- Directive 1:
What is the title of the PragerU video that the welfare state article discusses?
- Directive 2:
Please write the next few paragraphs of the welfare state article, picking up after its final sentence.

- Text segment:
———
It sounds compassionate. It feels right.
But what if the real problem isn’t too little welfare — it’s too much of the wrong kind?
That’s the argument put forward in a short, sharp 5-minute video by PragerU titled “The Real Tragedy of the Welfare State.”
The Core Argument — And It’s Uncomfortable
The video makes one central claim:
The welfare system hasn’t failed because it hasn’t reduced poverty — it has failed because it has reduced incentives to work and grow.
According to the argument, the way poverty is measured doesn’t even fully count the vast array of government benefits people receive. When those are included, the picture changes dramatically — suggesting far fewer people are truly lacking basic needs.
But that’s not the real issue.
The real issue is what happens over time.
Dependency vs Opportunity
The video argues that decades of welfare expansion have created a system where, for many, not working makes as much financial sense as working.
And when that happens, something deeper is lost.
Not just income — but:
motivation
purpose
independence
the drive to improve one’s situation
As the video puts it, people may survive… but they don’t thrive.
———
- Record extracts:
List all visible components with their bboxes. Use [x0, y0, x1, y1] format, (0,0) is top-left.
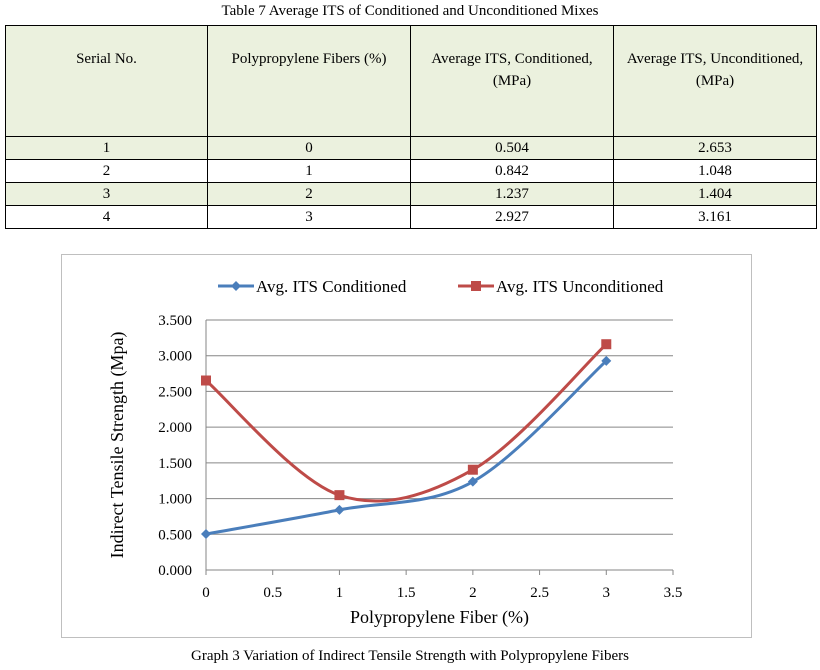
cell-its-unconditioned: 1.048 [613, 159, 817, 183]
table-row: 1 0 0.504 2.653 [5, 136, 817, 160]
x-tick-label: 1.5 [397, 585, 416, 601]
cell-fiber-percent: 2 [207, 182, 411, 206]
cell-its-conditioned: 1.237 [410, 182, 614, 206]
cell-its-conditioned: 0.842 [410, 159, 614, 183]
x-tick-label: 2 [469, 585, 477, 601]
series-1-point [467, 476, 478, 487]
cell-its-unconditioned: 3.161 [613, 205, 817, 229]
y-axis-title: Indirect Tensile Strength (Mpa) [107, 332, 128, 559]
x-tick-label: 0 [202, 585, 210, 601]
y-tick-label: 0.500 [158, 527, 192, 543]
y-tick-label: 2.500 [158, 384, 192, 400]
header-polypropylene-fibers: Polypropylene Fibers (%) [207, 25, 411, 137]
y-tick-label: 3.000 [158, 349, 192, 365]
series-line-1 [205, 359, 608, 536]
x-tick-label: 2.5 [530, 585, 549, 601]
series-1-point [201, 529, 211, 539]
x-axis-title: Polypropylene Fiber (%) [350, 607, 529, 628]
its-table: Serial No. Polypropylene Fibers (%) Aver… [5, 25, 817, 229]
series-2-point [201, 375, 211, 386]
its-line-chart: 0.0000.5001.0001.5002.0002.5003.0003.500… [107, 277, 683, 628]
series-2-point [601, 339, 612, 350]
series-1-point [334, 504, 345, 515]
cell-its-unconditioned: 1.404 [613, 182, 817, 206]
header-avg-its-conditioned: Average ITS, Conditioned, (MPa) [410, 25, 614, 137]
chart-frame: 0.000 0.500 1.000 1.500 2.000 2.500 3.000 3.500… [61, 254, 752, 638]
graph-caption: Graph 3 Variation of Indirect Tensile St… [191, 648, 629, 664]
table-header-row: Serial No. Polypropylene Fibers (%) Aver… [5, 25, 817, 137]
cell-its-unconditioned: 2.653 [613, 136, 817, 160]
header-avg-its-unconditioned: Average ITS, Unconditioned, (MPa) [613, 25, 817, 137]
header-serial-no: Serial No. [5, 25, 208, 137]
table-row: 2 1 0.842 1.048 [5, 159, 817, 183]
series-2-point [467, 464, 478, 475]
table-row: 3 2 1.237 1.404 [5, 182, 817, 206]
series-2-point [334, 490, 345, 501]
legend-marker-1 [231, 281, 241, 291]
cell-its-conditioned: 2.927 [410, 205, 614, 229]
series-line-2 [205, 343, 608, 503]
cell-serial-no: 4 [5, 205, 208, 229]
x-tick-label: 0.5 [263, 585, 282, 601]
legend-marker-2 [471, 281, 481, 291]
y-tick-label: 0.000 [158, 563, 192, 579]
y-tick-label: 2.000 [158, 420, 192, 436]
cell-fiber-percent: 1 [207, 159, 411, 183]
cell-its-conditioned: 0.504 [410, 136, 614, 160]
legend-label-2: Avg. ITS Unconditioned [496, 277, 664, 296]
legend-label-1: Avg. ITS Conditioned [256, 277, 407, 296]
x-tick-label: 3.5 [664, 585, 683, 601]
series-1-point [601, 355, 612, 366]
y-tick-label: 3.500 [158, 313, 192, 329]
cell-serial-no: 1 [5, 136, 208, 160]
cell-serial-no: 3 [5, 182, 208, 206]
cell-fiber-percent: 3 [207, 205, 411, 229]
table-row: 4 3 2.927 3.161 [5, 205, 817, 229]
y-tick-label: 1.000 [158, 492, 192, 508]
x-tick-label: 3 [603, 585, 611, 601]
y-tick-label: 1.500 [158, 456, 192, 472]
x-tick-label: 1 [336, 585, 344, 601]
cell-fiber-percent: 0 [207, 136, 411, 160]
cell-serial-no: 2 [5, 159, 208, 183]
table-caption: Table 7 Average ITS of Conditioned and U… [221, 3, 599, 19]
———
- Exercise output 1:
"The Real Tragedy of the Welfare State"

- Exercise output 2:
The Real Tragedy
This isn’t about denying help to those in genuine need.
It’s about asking a harder question:
Are we helping people up — or holding them in place?
The claim is stark:
A system designed to fight poverty may, in fact, be quietly entrenching it — by removing the very incentives that lead people out of it.
That’s the “tragedy.”
Watch It — Then Decide
It’s only five minutes, but it challenges a lot of deeply held assumptions.
👉 Watch the full video here:
https://www.prageru.com/videos/the-real-tragedy-of-the-welfare-state
Agree or disagree, it’s worth hearing the argument in full.
Final Thought
Real compassion isn’t just about support.
It’s about outcomes.
And if a system keeps people dependent rather than helping them rise, then maybe it’s time we ask —
who is it really serving?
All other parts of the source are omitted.